*Exercise goal*: Transcribe the listing verbatim. Do not carry over any pictures.

--- start of Input rows ---

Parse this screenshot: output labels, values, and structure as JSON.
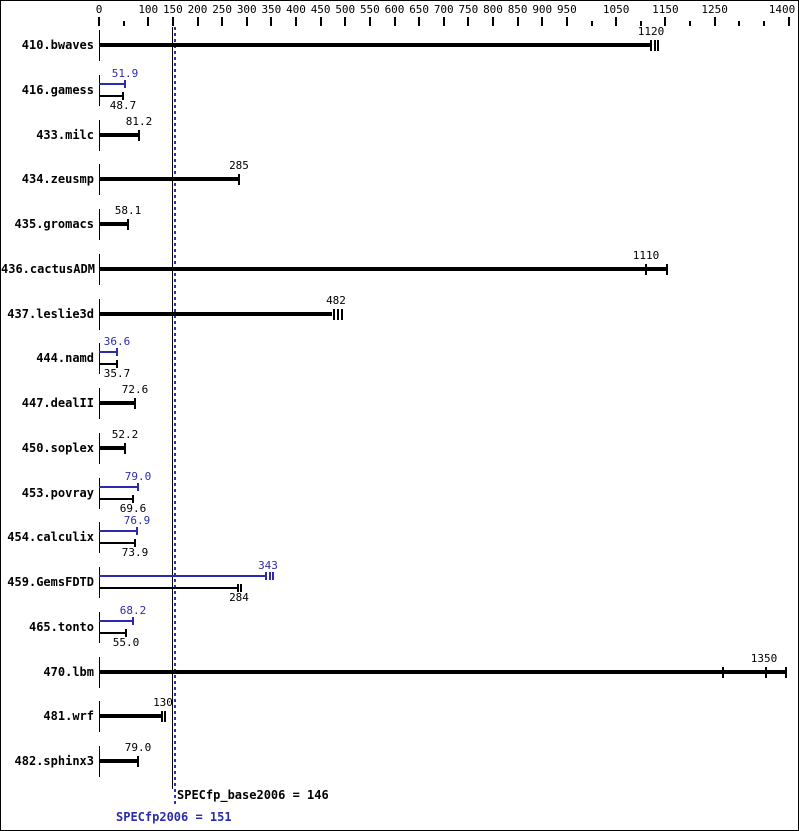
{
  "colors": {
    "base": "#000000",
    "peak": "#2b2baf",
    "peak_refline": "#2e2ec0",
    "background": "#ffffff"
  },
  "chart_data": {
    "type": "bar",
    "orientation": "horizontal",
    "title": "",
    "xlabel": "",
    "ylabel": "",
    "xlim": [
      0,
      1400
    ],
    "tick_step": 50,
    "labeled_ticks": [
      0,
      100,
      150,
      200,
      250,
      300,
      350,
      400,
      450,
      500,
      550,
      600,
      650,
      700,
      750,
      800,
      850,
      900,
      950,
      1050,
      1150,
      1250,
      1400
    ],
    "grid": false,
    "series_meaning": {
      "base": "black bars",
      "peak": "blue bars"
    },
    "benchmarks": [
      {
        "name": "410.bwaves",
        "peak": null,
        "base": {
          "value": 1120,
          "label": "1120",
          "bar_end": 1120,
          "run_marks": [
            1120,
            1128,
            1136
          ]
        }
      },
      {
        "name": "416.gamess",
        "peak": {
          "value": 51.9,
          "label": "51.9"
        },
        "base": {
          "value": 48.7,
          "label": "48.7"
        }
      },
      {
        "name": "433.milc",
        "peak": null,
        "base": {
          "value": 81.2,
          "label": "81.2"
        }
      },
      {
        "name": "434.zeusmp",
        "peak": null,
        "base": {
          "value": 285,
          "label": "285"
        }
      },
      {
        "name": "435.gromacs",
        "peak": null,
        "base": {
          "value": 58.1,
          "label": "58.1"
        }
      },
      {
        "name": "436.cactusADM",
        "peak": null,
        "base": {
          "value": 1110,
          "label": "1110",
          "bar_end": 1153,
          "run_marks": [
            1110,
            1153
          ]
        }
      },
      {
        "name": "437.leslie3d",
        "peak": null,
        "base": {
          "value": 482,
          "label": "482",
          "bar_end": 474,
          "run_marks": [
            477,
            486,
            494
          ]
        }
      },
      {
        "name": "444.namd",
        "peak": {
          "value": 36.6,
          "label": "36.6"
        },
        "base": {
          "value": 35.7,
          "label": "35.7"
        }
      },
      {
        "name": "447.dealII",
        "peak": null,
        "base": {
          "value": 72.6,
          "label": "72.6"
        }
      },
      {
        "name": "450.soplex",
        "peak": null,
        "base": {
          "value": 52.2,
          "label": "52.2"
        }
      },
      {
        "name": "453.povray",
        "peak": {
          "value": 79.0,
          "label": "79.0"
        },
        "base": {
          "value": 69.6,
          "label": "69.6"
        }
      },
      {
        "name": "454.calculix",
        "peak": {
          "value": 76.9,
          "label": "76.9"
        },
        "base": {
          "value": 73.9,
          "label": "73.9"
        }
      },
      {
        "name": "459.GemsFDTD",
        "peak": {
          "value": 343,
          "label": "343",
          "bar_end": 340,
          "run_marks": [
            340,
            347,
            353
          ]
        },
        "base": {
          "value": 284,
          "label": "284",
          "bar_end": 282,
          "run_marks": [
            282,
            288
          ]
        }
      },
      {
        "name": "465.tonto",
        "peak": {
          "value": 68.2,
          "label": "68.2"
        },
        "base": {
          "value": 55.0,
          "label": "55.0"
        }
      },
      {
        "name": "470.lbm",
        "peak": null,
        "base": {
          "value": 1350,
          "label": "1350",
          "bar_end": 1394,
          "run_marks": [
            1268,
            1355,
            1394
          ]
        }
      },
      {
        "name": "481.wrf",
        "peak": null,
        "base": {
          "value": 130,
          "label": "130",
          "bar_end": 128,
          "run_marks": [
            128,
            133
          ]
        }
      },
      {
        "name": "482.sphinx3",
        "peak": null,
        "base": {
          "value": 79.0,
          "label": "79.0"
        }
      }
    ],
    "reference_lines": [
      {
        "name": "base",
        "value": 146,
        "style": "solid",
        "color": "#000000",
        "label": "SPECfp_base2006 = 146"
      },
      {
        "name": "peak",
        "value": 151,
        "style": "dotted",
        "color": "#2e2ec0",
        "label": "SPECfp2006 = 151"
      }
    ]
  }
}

--- end of Input rows ---

*Exercise result*:
Parse this screenshot: output labels, values, and structure as JSON.
{
  "colors": {
    "base": "#000000",
    "peak": "#2b2baf",
    "peak_refline": "#2e2ec0",
    "background": "#ffffff"
  },
  "chart_data": {
    "type": "bar",
    "orientation": "horizontal",
    "title": "",
    "xlabel": "",
    "ylabel": "",
    "xlim": [
      0,
      1400
    ],
    "tick_step": 50,
    "labeled_ticks": [
      0,
      100,
      150,
      200,
      250,
      300,
      350,
      400,
      450,
      500,
      550,
      600,
      650,
      700,
      750,
      800,
      850,
      900,
      950,
      1050,
      1150,
      1250,
      1400
    ],
    "grid": false,
    "series_meaning": {
      "base": "black bars",
      "peak": "blue bars"
    },
    "benchmarks": [
      {
        "name": "410.bwaves",
        "peak": null,
        "base": {
          "value": 1120,
          "label": "1120",
          "bar_end": 1120,
          "run_marks": [
            1120,
            1128,
            1136
          ]
        }
      },
      {
        "name": "416.gamess",
        "peak": {
          "value": 51.9,
          "label": "51.9"
        },
        "base": {
          "value": 48.7,
          "label": "48.7"
        }
      },
      {
        "name": "433.milc",
        "peak": null,
        "base": {
          "value": 81.2,
          "label": "81.2"
        }
      },
      {
        "name": "434.zeusmp",
        "peak": null,
        "base": {
          "value": 285,
          "label": "285"
        }
      },
      {
        "name": "435.gromacs",
        "peak": null,
        "base": {
          "value": 58.1,
          "label": "58.1"
        }
      },
      {
        "name": "436.cactusADM",
        "peak": null,
        "base": {
          "value": 1110,
          "label": "1110",
          "bar_end": 1153,
          "run_marks": [
            1110,
            1153
          ]
        }
      },
      {
        "name": "437.leslie3d",
        "peak": null,
        "base": {
          "value": 482,
          "label": "482",
          "bar_end": 474,
          "run_marks": [
            477,
            486,
            494
          ]
        }
      },
      {
        "name": "444.namd",
        "peak": {
          "value": 36.6,
          "label": "36.6"
        },
        "base": {
          "value": 35.7,
          "label": "35.7"
        }
      },
      {
        "name": "447.dealII",
        "peak": null,
        "base": {
          "value": 72.6,
          "label": "72.6"
        }
      },
      {
        "name": "450.soplex",
        "peak": null,
        "base": {
          "value": 52.2,
          "label": "52.2"
        }
      },
      {
        "name": "453.povray",
        "peak": {
          "value": 79.0,
          "label": "79.0"
        },
        "base": {
          "value": 69.6,
          "label": "69.6"
        }
      },
      {
        "name": "454.calculix",
        "peak": {
          "value": 76.9,
          "label": "76.9"
        },
        "base": {
          "value": 73.9,
          "label": "73.9"
        }
      },
      {
        "name": "459.GemsFDTD",
        "peak": {
          "value": 343,
          "label": "343",
          "bar_end": 340,
          "run_marks": [
            340,
            347,
            353
          ]
        },
        "base": {
          "value": 284,
          "label": "284",
          "bar_end": 282,
          "run_marks": [
            282,
            288
          ]
        }
      },
      {
        "name": "465.tonto",
        "peak": {
          "value": 68.2,
          "label": "68.2"
        },
        "base": {
          "value": 55.0,
          "label": "55.0"
        }
      },
      {
        "name": "470.lbm",
        "peak": null,
        "base": {
          "value": 1350,
          "label": "1350",
          "bar_end": 1394,
          "run_marks": [
            1268,
            1355,
            1394
          ]
        }
      },
      {
        "name": "481.wrf",
        "peak": null,
        "base": {
          "value": 130,
          "label": "130",
          "bar_end": 128,
          "run_marks": [
            128,
            133
          ]
        }
      },
      {
        "name": "482.sphinx3",
        "peak": null,
        "base": {
          "value": 79.0,
          "label": "79.0"
        }
      }
    ],
    "reference_lines": [
      {
        "name": "base",
        "value": 146,
        "style": "solid",
        "color": "#000000",
        "label": "SPECfp_base2006 = 146"
      },
      {
        "name": "peak",
        "value": 151,
        "style": "dotted",
        "color": "#2e2ec0",
        "label": "SPECfp2006 = 151"
      }
    ]
  }
}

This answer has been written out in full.